**WRITTEN REQUEST**
In the entries that follow, how many lines hold the string "Atlántico"? Give only that number.
--- begin RECORDS TO PROCESS ---
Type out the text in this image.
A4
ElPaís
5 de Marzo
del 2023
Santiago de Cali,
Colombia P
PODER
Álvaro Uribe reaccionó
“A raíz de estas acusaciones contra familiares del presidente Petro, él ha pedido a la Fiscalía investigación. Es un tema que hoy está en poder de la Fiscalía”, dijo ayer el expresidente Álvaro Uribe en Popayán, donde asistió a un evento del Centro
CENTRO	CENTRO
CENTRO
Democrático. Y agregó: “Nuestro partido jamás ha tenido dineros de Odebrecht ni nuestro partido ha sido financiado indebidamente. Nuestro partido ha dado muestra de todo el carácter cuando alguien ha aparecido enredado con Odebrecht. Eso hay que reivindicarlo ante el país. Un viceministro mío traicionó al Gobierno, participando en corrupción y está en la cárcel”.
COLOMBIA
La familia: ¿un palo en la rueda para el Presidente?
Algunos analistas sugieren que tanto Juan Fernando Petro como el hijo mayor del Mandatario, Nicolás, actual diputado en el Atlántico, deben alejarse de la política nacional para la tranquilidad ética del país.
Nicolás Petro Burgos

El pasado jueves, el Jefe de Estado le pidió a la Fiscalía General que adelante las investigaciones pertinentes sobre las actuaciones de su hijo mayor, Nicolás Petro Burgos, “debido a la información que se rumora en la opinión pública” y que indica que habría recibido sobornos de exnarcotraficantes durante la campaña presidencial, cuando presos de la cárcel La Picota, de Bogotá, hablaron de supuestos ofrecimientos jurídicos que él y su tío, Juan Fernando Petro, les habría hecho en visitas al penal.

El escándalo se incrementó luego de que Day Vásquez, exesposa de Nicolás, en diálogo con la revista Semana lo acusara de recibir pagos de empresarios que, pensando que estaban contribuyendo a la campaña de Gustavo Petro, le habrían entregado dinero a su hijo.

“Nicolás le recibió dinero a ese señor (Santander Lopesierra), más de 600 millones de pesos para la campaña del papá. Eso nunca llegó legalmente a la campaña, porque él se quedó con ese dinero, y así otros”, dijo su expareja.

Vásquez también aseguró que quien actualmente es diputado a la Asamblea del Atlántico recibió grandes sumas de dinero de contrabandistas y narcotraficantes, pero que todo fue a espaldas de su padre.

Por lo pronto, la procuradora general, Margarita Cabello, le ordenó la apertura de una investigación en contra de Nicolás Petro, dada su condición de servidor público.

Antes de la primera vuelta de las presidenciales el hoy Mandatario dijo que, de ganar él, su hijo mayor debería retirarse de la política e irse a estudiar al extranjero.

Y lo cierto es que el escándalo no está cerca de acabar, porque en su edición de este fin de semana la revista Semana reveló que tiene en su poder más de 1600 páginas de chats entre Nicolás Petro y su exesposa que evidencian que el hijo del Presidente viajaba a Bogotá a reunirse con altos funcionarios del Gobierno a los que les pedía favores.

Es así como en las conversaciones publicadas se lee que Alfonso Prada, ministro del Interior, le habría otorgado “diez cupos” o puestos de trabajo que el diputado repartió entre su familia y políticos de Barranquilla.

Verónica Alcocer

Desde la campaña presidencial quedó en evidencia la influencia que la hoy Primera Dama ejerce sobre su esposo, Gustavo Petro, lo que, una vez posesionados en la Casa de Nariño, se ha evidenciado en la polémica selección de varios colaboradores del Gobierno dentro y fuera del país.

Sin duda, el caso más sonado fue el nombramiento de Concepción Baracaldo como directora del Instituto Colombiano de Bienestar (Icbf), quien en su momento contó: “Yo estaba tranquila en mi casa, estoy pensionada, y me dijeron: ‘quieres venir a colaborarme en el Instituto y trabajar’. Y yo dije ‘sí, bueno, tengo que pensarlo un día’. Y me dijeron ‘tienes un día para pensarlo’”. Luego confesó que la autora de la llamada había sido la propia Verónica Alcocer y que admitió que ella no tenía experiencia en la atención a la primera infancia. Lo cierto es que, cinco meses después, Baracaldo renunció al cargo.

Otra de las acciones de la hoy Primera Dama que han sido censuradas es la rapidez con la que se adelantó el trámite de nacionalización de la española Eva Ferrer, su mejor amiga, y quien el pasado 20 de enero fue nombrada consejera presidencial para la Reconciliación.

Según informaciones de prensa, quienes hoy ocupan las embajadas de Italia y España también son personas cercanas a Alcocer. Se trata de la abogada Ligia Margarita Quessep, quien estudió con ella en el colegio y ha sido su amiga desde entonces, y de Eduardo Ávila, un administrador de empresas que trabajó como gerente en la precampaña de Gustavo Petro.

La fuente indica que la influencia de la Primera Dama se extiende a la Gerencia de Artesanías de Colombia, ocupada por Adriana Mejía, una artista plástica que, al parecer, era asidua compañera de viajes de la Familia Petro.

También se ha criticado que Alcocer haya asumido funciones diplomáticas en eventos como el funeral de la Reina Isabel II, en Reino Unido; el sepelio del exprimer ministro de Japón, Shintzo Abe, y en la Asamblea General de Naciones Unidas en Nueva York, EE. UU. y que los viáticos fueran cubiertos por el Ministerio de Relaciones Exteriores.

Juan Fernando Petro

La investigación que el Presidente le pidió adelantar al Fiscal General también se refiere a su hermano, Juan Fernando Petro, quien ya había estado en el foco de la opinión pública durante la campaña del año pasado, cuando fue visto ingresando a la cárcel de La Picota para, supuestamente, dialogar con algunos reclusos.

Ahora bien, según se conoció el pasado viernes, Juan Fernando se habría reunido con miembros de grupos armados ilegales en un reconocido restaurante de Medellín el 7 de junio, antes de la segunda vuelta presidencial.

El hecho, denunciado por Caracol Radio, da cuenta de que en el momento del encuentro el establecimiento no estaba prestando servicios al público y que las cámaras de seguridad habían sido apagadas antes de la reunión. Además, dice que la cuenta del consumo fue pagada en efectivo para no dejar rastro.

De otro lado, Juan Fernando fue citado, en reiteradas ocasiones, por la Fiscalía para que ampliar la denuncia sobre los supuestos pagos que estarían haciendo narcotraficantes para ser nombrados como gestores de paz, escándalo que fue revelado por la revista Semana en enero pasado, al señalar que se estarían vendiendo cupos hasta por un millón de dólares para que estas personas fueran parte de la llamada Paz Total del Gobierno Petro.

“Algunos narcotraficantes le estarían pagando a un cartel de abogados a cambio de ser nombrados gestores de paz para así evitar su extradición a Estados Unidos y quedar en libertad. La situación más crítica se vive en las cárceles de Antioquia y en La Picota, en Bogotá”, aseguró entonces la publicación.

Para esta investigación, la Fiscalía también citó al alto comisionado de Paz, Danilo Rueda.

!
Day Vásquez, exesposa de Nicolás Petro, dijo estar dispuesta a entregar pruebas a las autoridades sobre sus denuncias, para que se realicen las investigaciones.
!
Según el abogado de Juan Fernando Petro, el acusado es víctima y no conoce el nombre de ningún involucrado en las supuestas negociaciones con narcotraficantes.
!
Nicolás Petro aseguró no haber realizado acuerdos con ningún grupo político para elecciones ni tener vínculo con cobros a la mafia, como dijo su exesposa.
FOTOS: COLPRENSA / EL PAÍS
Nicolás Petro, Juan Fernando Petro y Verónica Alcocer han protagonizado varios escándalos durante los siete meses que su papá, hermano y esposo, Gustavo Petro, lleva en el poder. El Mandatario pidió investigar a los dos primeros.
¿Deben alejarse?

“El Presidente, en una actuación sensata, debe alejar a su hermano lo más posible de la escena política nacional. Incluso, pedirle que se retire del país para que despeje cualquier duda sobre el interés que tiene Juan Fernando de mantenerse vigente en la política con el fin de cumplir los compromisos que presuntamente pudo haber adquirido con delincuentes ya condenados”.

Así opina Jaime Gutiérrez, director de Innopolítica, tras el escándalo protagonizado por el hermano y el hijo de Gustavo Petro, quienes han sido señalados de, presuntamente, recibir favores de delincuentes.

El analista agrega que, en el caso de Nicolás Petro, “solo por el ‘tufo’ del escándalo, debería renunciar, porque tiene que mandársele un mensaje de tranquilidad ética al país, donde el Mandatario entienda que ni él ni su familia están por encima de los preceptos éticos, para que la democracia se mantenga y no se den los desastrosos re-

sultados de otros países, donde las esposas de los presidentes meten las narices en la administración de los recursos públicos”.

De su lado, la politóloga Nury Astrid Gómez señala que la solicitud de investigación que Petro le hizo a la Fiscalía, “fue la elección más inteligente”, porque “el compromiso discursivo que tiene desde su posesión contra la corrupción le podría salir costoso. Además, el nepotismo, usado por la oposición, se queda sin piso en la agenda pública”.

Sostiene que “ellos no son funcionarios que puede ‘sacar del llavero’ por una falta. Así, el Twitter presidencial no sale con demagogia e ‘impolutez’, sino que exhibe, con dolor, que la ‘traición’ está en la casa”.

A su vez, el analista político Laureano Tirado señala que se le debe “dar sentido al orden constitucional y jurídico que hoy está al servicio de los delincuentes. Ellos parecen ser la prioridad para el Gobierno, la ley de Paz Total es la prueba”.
--- end RECORDS TO PROCESS ---
**COMPLETE RESPONSE**
2